* GOAL
Please copy the passage of the financial disclosure excerpt from "Changes in Accounting" to "consolidated financial statements." word for word.

Shares Issued and Outstanding
At March 29, 2011, the issued and outstanding common shares of the Company totaled 43,451,885. In addition, there were 2,763,300 stock options granted and outstanding. Assuming the exercise of all outstanding options, there would be 46,215,185 common shares issued and outstanding.
Related Party Transactions
During the year ended December 31, 2011, a private company controlled by a director of the Company was paid $35,600 (2010 - $37,000) for technical services provided by his company related to mineral properties; a private company controlled by a second director was paid $337,500 (2010 - $460,000) for corporate consulting fees for services rendered; and a third director was paid $15,800 (2009 - $16,300) for geological consulting. These transactions were in the normal course of operations and were measured at the exchange amount, which is the amount of consideration established and agreed to by the related parties.
IFRS
As at January 1, 2011, the Company commenced reporting under IFRS and this management’s discussion and analysis and the accompanying consolidated financial statements for the year ended December 31, 2011 are reported under IFRS. The adoption of IFRS has not had an impact on the cash flows or the controls of the Company.
Changes in Accounting Standards Not Yet Adopted
IFRS 9 Financial Instruments - In November 2009, the IASB issued IFRS 9 Financial Instruments as the first step in its project to replace IAS 39 Financial Instruments: Recognition and Measurement. IFRS 9 retains but simplifies the mixed measurement model and establishes two primary measurement categories for financial assets: amortized cost and fair value. The basis of classification depends on an entity’s business model and the contractual cash flow of the financial asset. Classification is made at the time the financial asset is initially recognized, namely when the entity becomes a party to the contractual provisions of the instrument. IFRS 9 is effective for annual periods beginning on or after January 1, 2015. The Company is currently assessing the impact of adopting IFRS 9 on the consolidated financial statements.

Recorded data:

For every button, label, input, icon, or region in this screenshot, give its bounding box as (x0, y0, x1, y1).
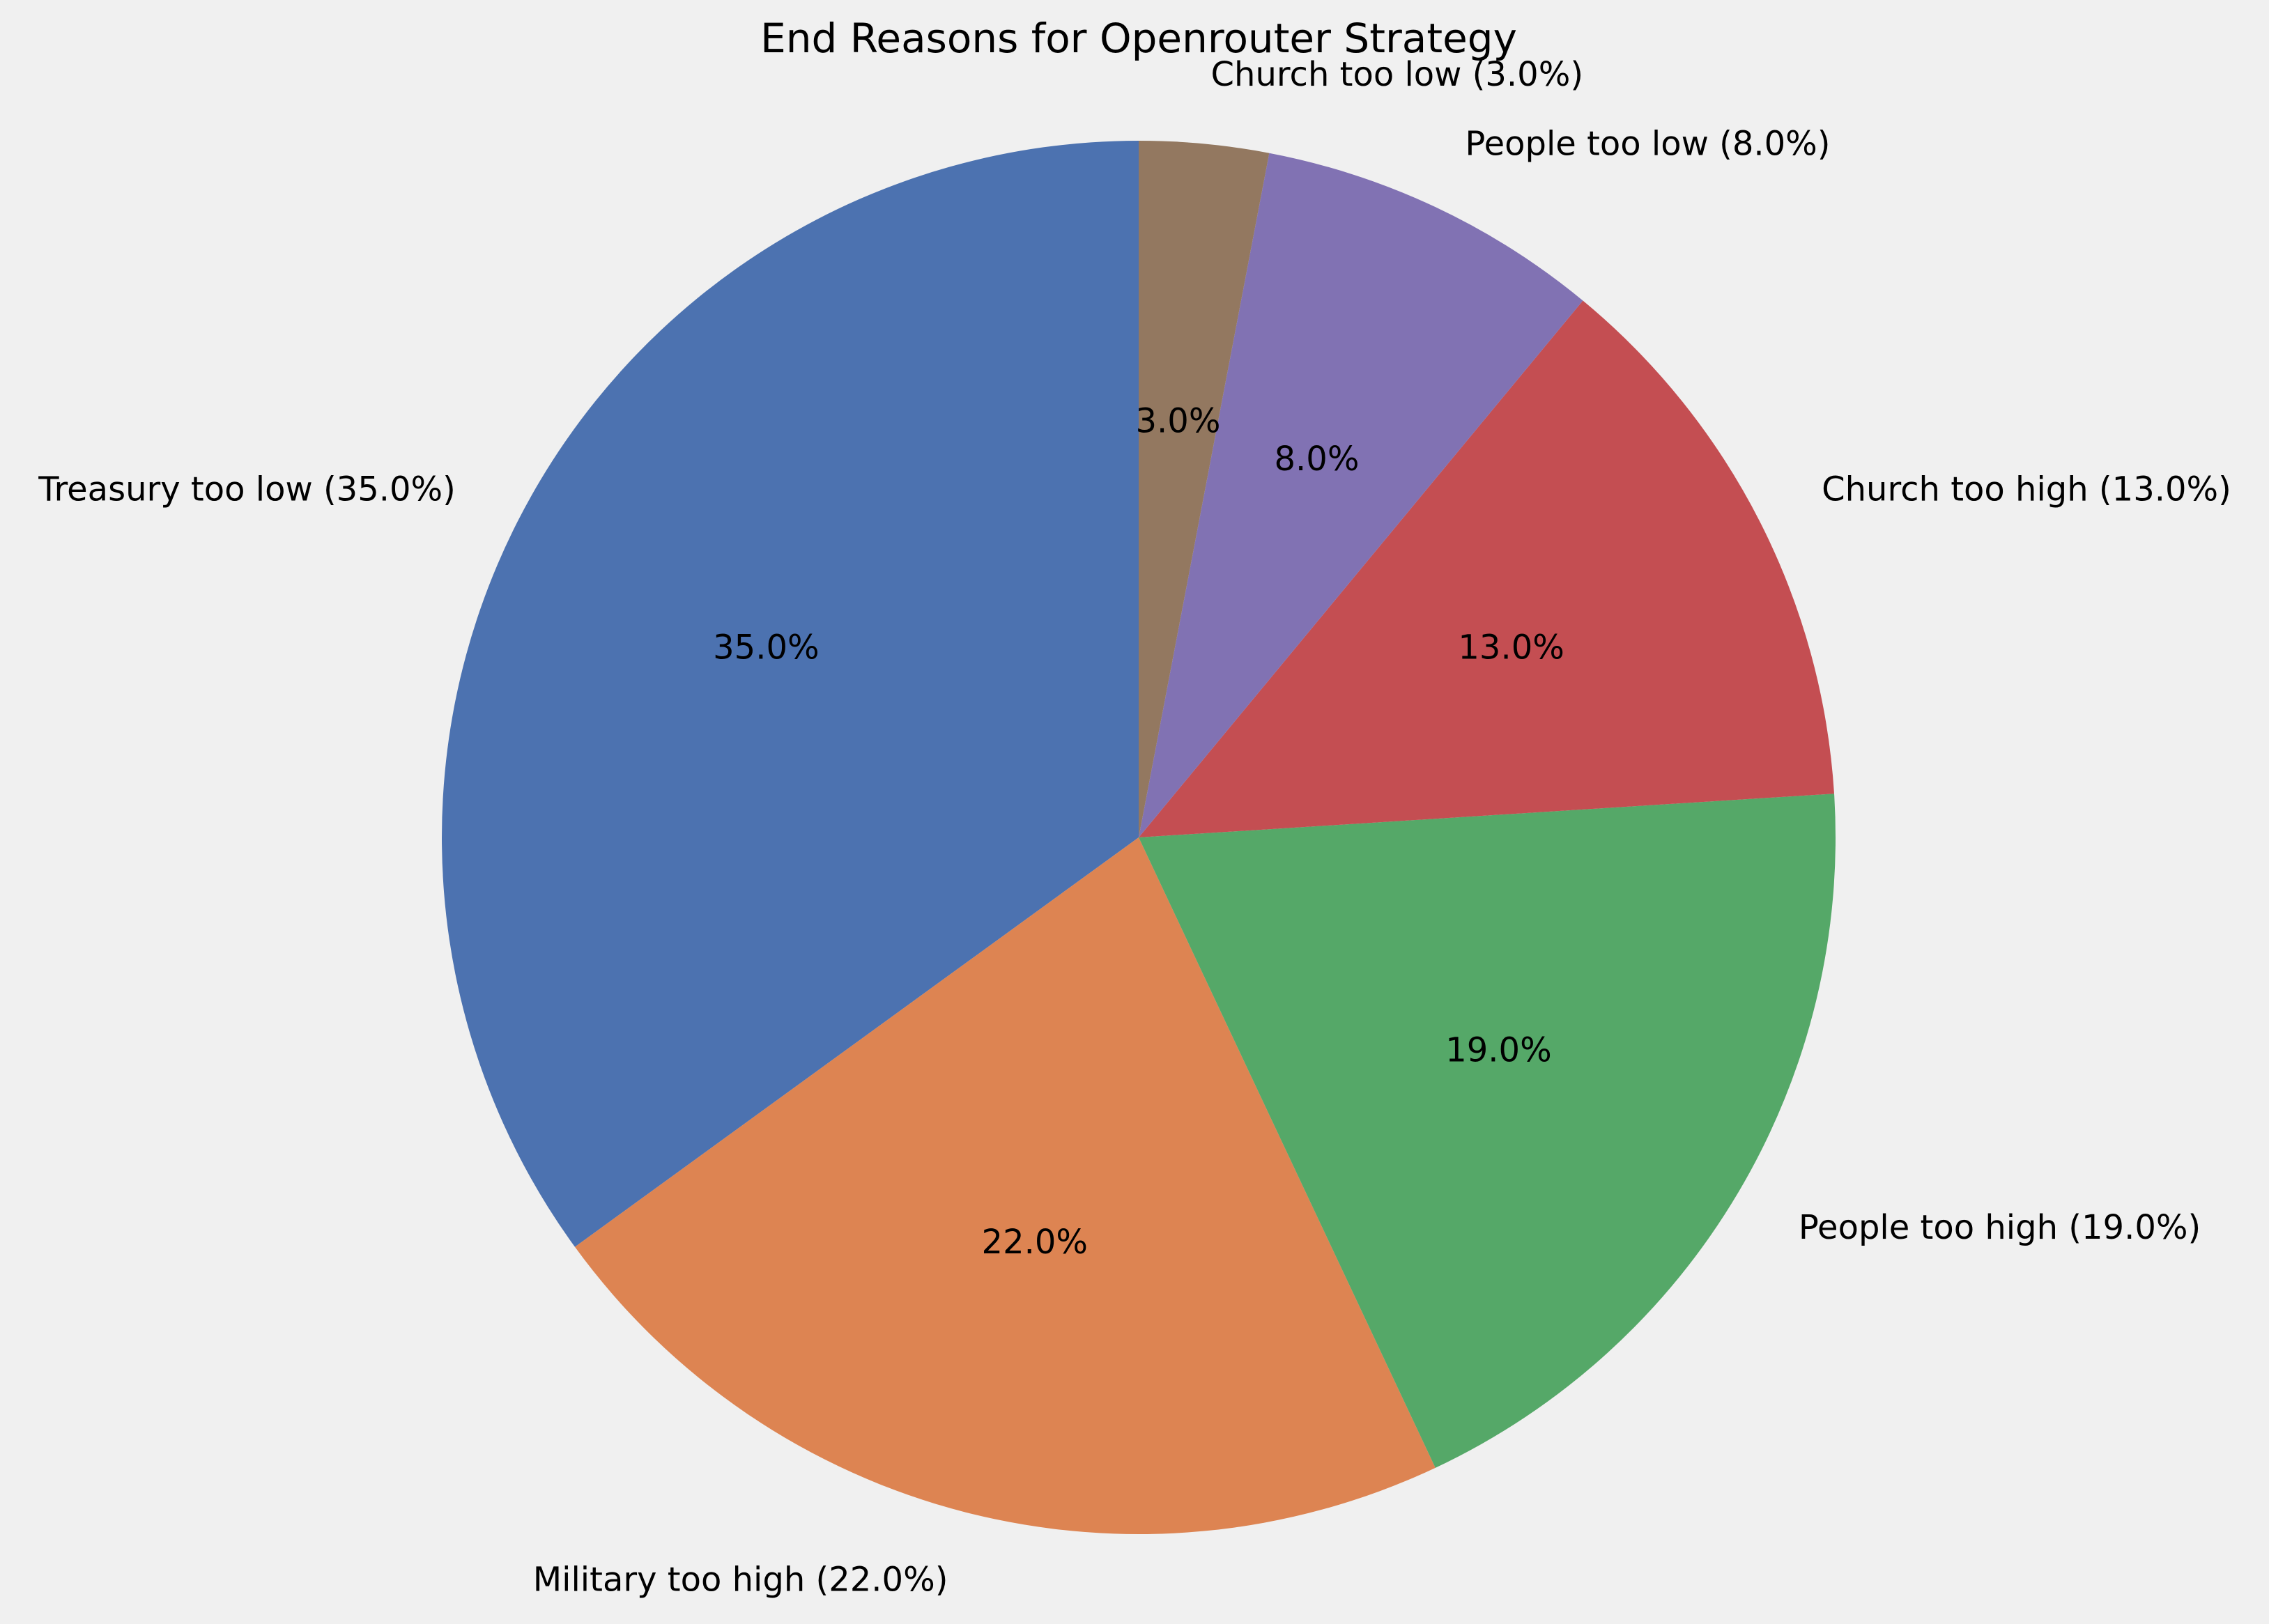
slice-label-church-too-low: Church too low (3.0%) (1211, 55, 1584, 94)
percent-label-military-too-high: 22.0% (982, 1223, 1088, 1262)
percent-label-church-too-low: 3.0% (1135, 402, 1220, 441)
slice-label-people-too-high: People too high (19.0%) (1799, 1208, 2201, 1247)
slice-church-too-low (1139, 141, 1270, 837)
slice-people-too-high (1139, 794, 1836, 1468)
slice-church-too-high (1139, 300, 1835, 837)
slice-treasury-too-low (442, 141, 1139, 1247)
pie-slices (442, 141, 1836, 1535)
percent-label-people-too-high: 19.0% (1445, 1030, 1551, 1069)
slice-people-too-low (1139, 153, 1583, 837)
chart-title: End Reasons for Openrouter Strategy (760, 15, 1517, 62)
slice-label-military-too-high: Military too high (22.0%) (533, 1560, 948, 1599)
slice-label-treasury-too-low: Treasury too low (35.0%) (38, 470, 456, 509)
slice-military-too-high (574, 837, 1436, 1535)
slice-label-church-too-high: Church too high (13.0%) (1822, 470, 2231, 509)
slice-labels: Treasury too low (35.0%) Military too hig… (38, 55, 2231, 1600)
percent-labels: 35.0% 22.0% 19.0% 13.0% 8.0% 3.0% (713, 402, 1564, 1262)
percent-label-treasury-too-low: 35.0% (713, 628, 819, 667)
percent-label-church-too-high: 13.0% (1458, 628, 1564, 667)
percent-label-people-too-low: 8.0% (1274, 440, 1359, 479)
slice-label-people-too-low: People too low (8.0%) (1465, 125, 1830, 164)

* TASK RESULT
Changes in Accounting Standards Not Yet Adopted
IFRS 9 Financial Instruments - In November 2009, the IASB issued IFRS 9 Financial Instruments as the first step in its project to replace IAS 39 Financial Instruments: Recognition and Measurement. IFRS 9 retains but simplifies the mixed measurement model and establishes two primary measurement categories for financial assets: amortized cost and fair value. The basis of classification depends on an entity’s business model and the contractual cash flow of the financial asset. Classification is made at the time the financial asset is initially recognized, namely when the entity becomes a party to the contractual provisions of the instrument. IFRS 9 is effective for annual periods beginning on or after January 1, 2015. The Company is currently assessing the impact of adopting IFRS 9 on the consolidated financial statements.